[Collection entries]
* Start *

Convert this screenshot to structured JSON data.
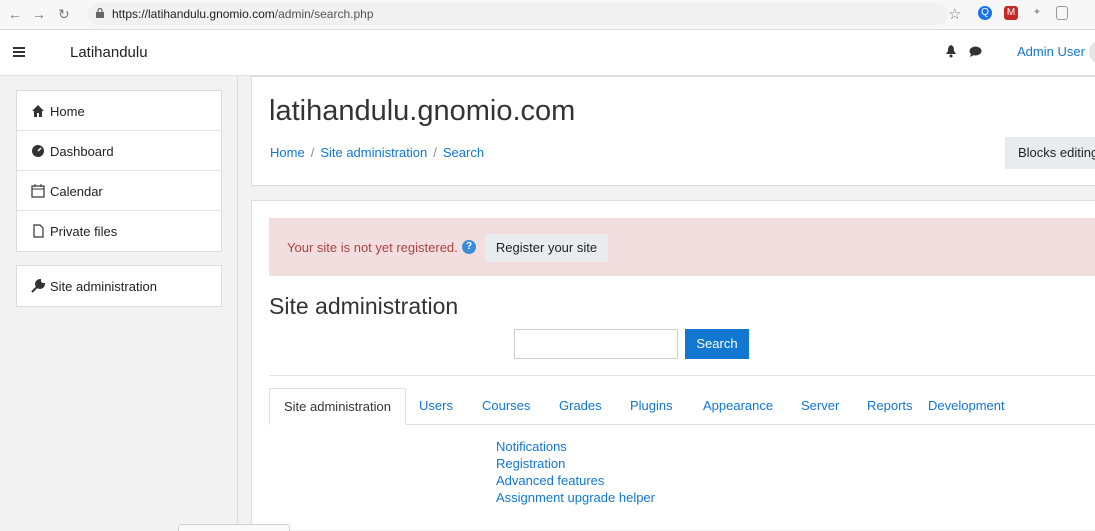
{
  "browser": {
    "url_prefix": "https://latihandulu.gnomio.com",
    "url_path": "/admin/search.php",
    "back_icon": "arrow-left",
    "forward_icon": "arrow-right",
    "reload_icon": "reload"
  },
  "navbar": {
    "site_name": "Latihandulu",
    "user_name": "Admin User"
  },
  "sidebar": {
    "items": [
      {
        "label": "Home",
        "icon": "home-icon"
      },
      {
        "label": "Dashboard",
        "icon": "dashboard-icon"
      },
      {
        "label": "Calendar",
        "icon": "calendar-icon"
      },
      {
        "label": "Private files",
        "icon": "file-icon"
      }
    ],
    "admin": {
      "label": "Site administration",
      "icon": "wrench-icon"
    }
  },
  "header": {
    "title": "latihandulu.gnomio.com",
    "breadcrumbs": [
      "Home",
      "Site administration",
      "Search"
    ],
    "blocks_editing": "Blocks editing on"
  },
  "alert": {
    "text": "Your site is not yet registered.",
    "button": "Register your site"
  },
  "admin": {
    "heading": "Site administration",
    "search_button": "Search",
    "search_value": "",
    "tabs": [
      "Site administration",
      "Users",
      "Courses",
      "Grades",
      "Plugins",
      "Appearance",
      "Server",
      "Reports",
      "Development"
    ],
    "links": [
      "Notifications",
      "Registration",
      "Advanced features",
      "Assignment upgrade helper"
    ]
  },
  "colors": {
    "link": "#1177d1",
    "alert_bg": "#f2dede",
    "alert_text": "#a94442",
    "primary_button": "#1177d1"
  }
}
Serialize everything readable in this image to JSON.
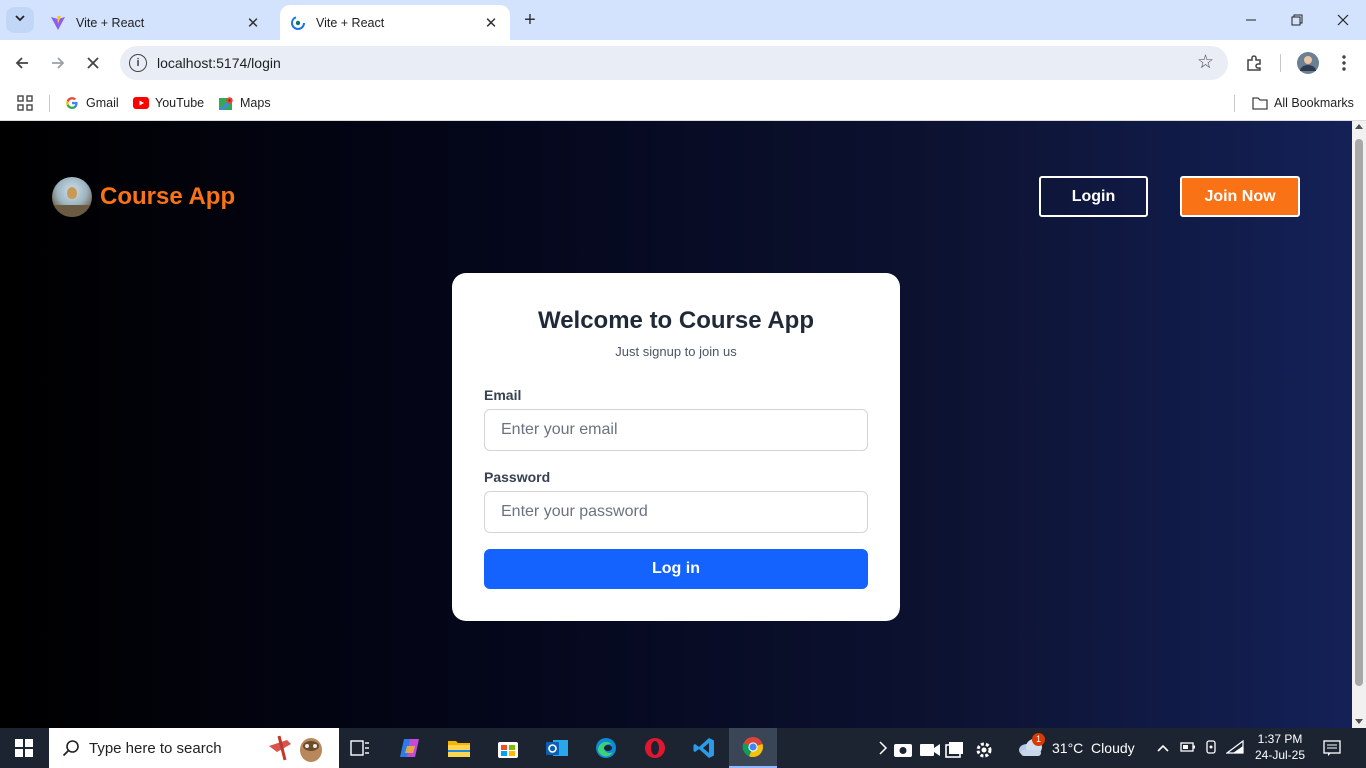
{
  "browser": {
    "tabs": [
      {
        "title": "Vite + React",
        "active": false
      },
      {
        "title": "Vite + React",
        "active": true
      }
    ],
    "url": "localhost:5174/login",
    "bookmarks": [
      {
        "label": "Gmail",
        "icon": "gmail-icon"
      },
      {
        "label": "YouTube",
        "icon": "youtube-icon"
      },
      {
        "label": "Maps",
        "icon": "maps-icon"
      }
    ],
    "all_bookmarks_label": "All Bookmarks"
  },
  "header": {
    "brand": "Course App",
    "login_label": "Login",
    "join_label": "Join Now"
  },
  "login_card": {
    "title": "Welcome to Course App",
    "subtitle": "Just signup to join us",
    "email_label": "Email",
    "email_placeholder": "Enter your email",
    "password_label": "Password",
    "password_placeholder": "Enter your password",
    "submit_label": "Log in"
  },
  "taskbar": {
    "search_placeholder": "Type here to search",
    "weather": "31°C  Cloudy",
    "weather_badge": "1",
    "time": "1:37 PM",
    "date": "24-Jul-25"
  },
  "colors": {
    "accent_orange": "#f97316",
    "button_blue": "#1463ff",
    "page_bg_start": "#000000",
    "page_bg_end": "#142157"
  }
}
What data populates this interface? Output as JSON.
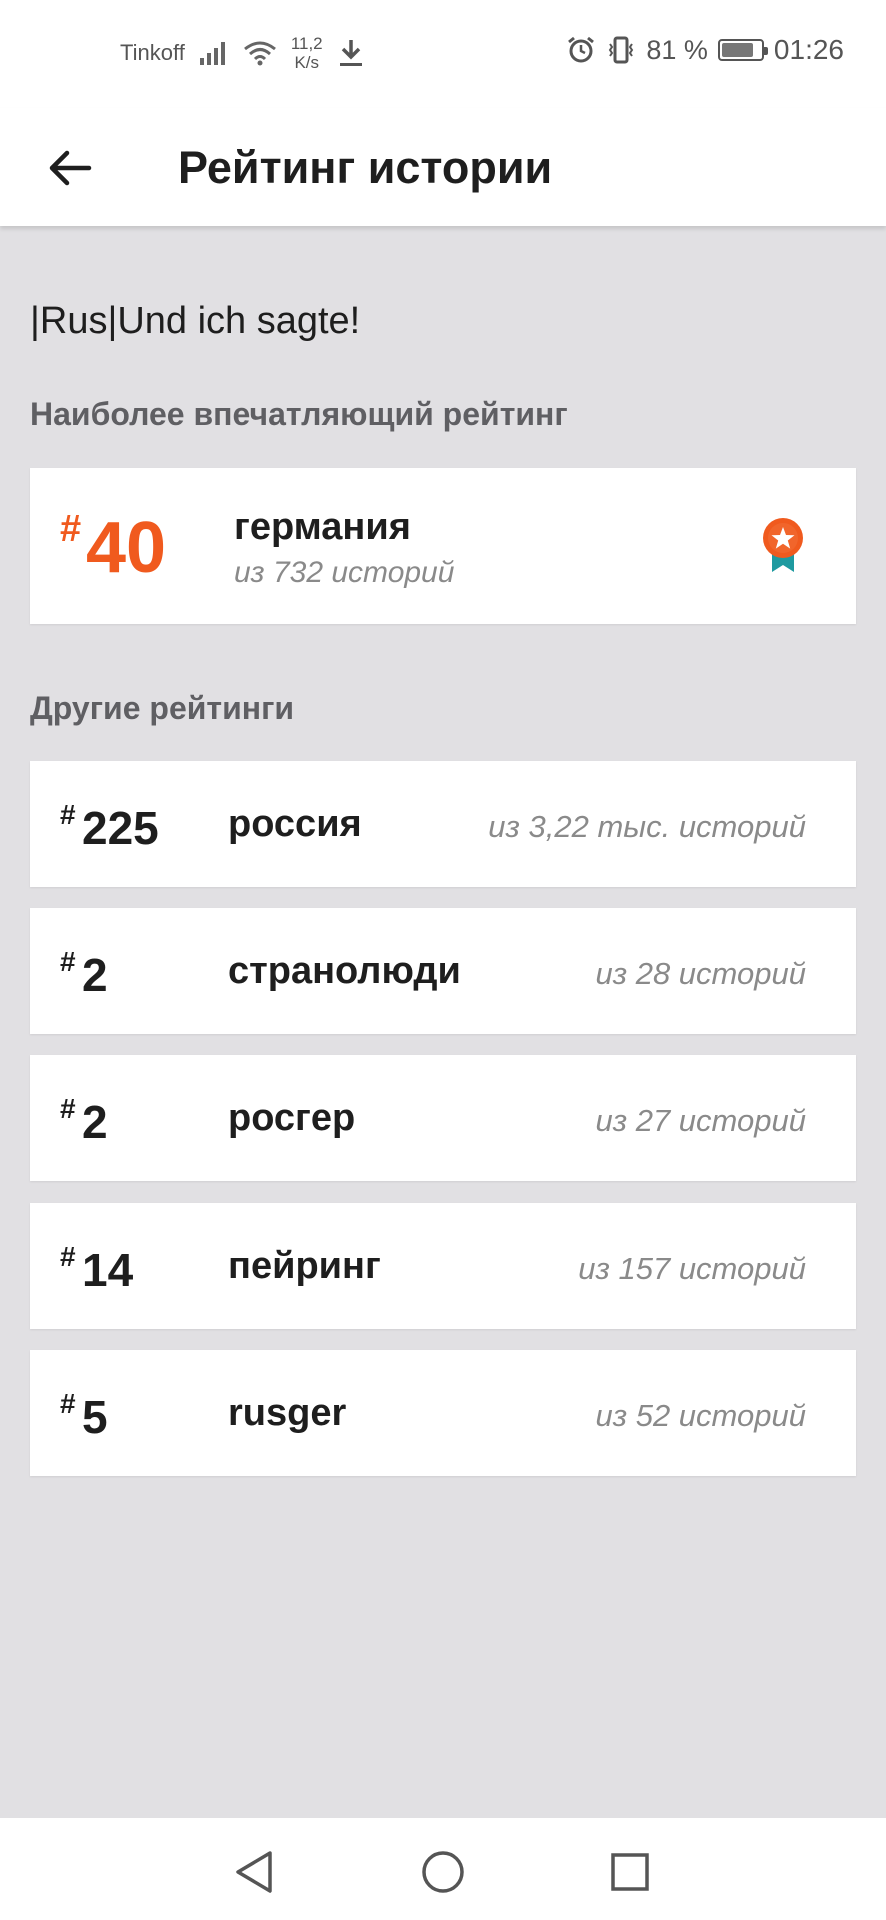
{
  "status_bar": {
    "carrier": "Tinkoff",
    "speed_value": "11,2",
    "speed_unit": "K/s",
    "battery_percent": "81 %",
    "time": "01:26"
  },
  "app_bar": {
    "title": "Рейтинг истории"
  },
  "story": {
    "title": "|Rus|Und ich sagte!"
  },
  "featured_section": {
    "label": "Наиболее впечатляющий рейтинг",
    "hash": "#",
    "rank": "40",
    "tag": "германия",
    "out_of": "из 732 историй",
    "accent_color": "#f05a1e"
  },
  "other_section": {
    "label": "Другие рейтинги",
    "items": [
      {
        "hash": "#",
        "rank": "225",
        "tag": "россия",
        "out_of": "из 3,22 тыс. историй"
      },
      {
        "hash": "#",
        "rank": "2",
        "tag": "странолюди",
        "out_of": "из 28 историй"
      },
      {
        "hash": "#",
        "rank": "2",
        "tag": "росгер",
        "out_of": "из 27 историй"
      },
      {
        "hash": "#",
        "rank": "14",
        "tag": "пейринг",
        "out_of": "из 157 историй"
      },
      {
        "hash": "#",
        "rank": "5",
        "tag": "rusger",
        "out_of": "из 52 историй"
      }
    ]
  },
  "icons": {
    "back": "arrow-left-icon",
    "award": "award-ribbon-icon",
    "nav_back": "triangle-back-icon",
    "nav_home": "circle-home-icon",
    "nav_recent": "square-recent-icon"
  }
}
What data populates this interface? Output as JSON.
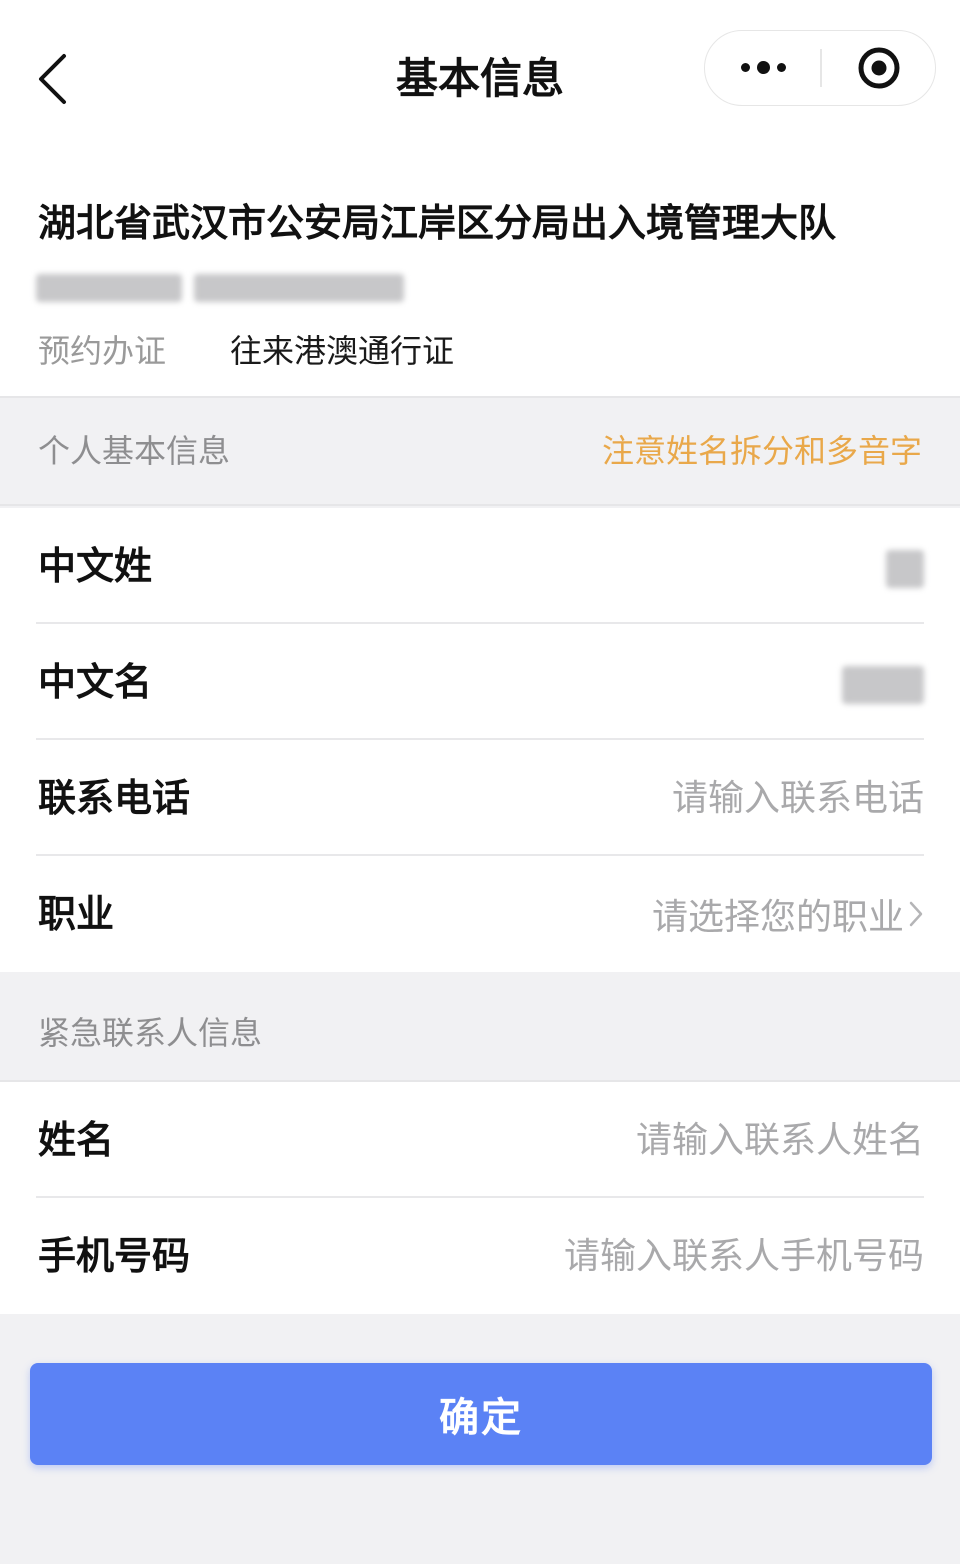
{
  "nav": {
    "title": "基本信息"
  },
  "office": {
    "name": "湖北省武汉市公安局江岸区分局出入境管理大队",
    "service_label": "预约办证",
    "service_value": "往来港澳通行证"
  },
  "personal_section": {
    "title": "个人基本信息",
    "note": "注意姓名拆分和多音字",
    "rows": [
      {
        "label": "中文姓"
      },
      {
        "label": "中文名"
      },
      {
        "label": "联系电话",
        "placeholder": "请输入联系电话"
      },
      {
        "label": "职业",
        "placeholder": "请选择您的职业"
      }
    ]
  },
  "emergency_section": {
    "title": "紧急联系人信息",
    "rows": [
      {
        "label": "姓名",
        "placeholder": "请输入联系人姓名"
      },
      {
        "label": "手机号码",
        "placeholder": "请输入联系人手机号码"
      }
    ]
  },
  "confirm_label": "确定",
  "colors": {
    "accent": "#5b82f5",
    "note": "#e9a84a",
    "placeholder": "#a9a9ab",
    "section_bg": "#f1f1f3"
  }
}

* End *

● OBJECTIVE
Restate every record exactly, please; do not copy the pictures.

● THE COMPLETED TASK
Convert this screenshot to structured JSON data.
{
  "browser": {
    "url_prefix": "https://latihandulu.gnomio.com",
    "url_path": "/admin/search.php",
    "back_icon": "arrow-left",
    "forward_icon": "arrow-right",
    "reload_icon": "reload"
  },
  "navbar": {
    "site_name": "Latihandulu",
    "user_name": "Admin User"
  },
  "sidebar": {
    "items": [
      {
        "label": "Home",
        "icon": "home-icon"
      },
      {
        "label": "Dashboard",
        "icon": "dashboard-icon"
      },
      {
        "label": "Calendar",
        "icon": "calendar-icon"
      },
      {
        "label": "Private files",
        "icon": "file-icon"
      }
    ],
    "admin": {
      "label": "Site administration",
      "icon": "wrench-icon"
    }
  },
  "header": {
    "title": "latihandulu.gnomio.com",
    "breadcrumbs": [
      "Home",
      "Site administration",
      "Search"
    ],
    "blocks_editing": "Blocks editing on"
  },
  "alert": {
    "text": "Your site is not yet registered.",
    "button": "Register your site"
  },
  "admin": {
    "heading": "Site administration",
    "search_button": "Search",
    "search_value": "",
    "tabs": [
      "Site administration",
      "Users",
      "Courses",
      "Grades",
      "Plugins",
      "Appearance",
      "Server",
      "Reports",
      "Development"
    ],
    "links": [
      "Notifications",
      "Registration",
      "Advanced features",
      "Assignment upgrade helper"
    ]
  },
  "colors": {
    "link": "#1177d1",
    "alert_bg": "#f2dede",
    "alert_text": "#a94442",
    "primary_button": "#1177d1"
  }
}
Serialize everything readable in this image to JSON.
{
  "browser": {
    "tabs": [
      {
        "title": "Vite + React",
        "active": false
      },
      {
        "title": "Vite + React",
        "active": true
      }
    ],
    "url": "localhost:5174/login",
    "bookmarks": [
      {
        "label": "Gmail",
        "icon": "gmail-icon"
      },
      {
        "label": "YouTube",
        "icon": "youtube-icon"
      },
      {
        "label": "Maps",
        "icon": "maps-icon"
      }
    ],
    "all_bookmarks_label": "All Bookmarks"
  },
  "header": {
    "brand": "Course App",
    "login_label": "Login",
    "join_label": "Join Now"
  },
  "login_card": {
    "title": "Welcome to Course App",
    "subtitle": "Just signup to join us",
    "email_label": "Email",
    "email_placeholder": "Enter your email",
    "password_label": "Password",
    "password_placeholder": "Enter your password",
    "submit_label": "Log in"
  },
  "taskbar": {
    "search_placeholder": "Type here to search",
    "weather": "31°C  Cloudy",
    "weather_badge": "1",
    "time": "1:37 PM",
    "date": "24-Jul-25"
  },
  "colors": {
    "accent_orange": "#f97316",
    "button_blue": "#1463ff",
    "page_bg_start": "#000000",
    "page_bg_end": "#142157"
  }
}
What data populates this interface? Output as JSON.
{
  "status_bar": {
    "carrier": "Tinkoff",
    "speed_value": "11,2",
    "speed_unit": "K/s",
    "battery_percent": "81 %",
    "time": "01:26"
  },
  "app_bar": {
    "title": "Рейтинг истории"
  },
  "story": {
    "title": "|Rus|Und ich sagte!"
  },
  "featured_section": {
    "label": "Наиболее впечатляющий рейтинг",
    "hash": "#",
    "rank": "40",
    "tag": "германия",
    "out_of": "из 732 историй",
    "accent_color": "#f05a1e"
  },
  "other_section": {
    "label": "Другие рейтинги",
    "items": [
      {
        "hash": "#",
        "rank": "225",
        "tag": "россия",
        "out_of": "из 3,22 тыс. историй"
      },
      {
        "hash": "#",
        "rank": "2",
        "tag": "странолюди",
        "out_of": "из 28 историй"
      },
      {
        "hash": "#",
        "rank": "2",
        "tag": "росгер",
        "out_of": "из 27 историй"
      },
      {
        "hash": "#",
        "rank": "14",
        "tag": "пейринг",
        "out_of": "из 157 историй"
      },
      {
        "hash": "#",
        "rank": "5",
        "tag": "rusger",
        "out_of": "из 52 историй"
      }
    ]
  },
  "icons": {
    "back": "arrow-left-icon",
    "award": "award-ribbon-icon",
    "nav_back": "triangle-back-icon",
    "nav_home": "circle-home-icon",
    "nav_recent": "square-recent-icon"
  }
}
What data populates this interface? Output as JSON.
{
  "nav": {
    "title": "基本信息"
  },
  "office": {
    "name": "湖北省武汉市公安局江岸区分局出入境管理大队",
    "service_label": "预约办证",
    "service_value": "往来港澳通行证"
  },
  "personal_section": {
    "title": "个人基本信息",
    "note": "注意姓名拆分和多音字",
    "rows": [
      {
        "label": "中文姓"
      },
      {
        "label": "中文名"
      },
      {
        "label": "联系电话",
        "placeholder": "请输入联系电话"
      },
      {
        "label": "职业",
        "placeholder": "请选择您的职业"
      }
    ]
  },
  "emergency_section": {
    "title": "紧急联系人信息",
    "rows": [
      {
        "label": "姓名",
        "placeholder": "请输入联系人姓名"
      },
      {
        "label": "手机号码",
        "placeholder": "请输入联系人手机号码"
      }
    ]
  },
  "confirm_label": "确定",
  "colors": {
    "accent": "#5b82f5",
    "note": "#e9a84a",
    "placeholder": "#a9a9ab",
    "section_bg": "#f1f1f3"
  }
}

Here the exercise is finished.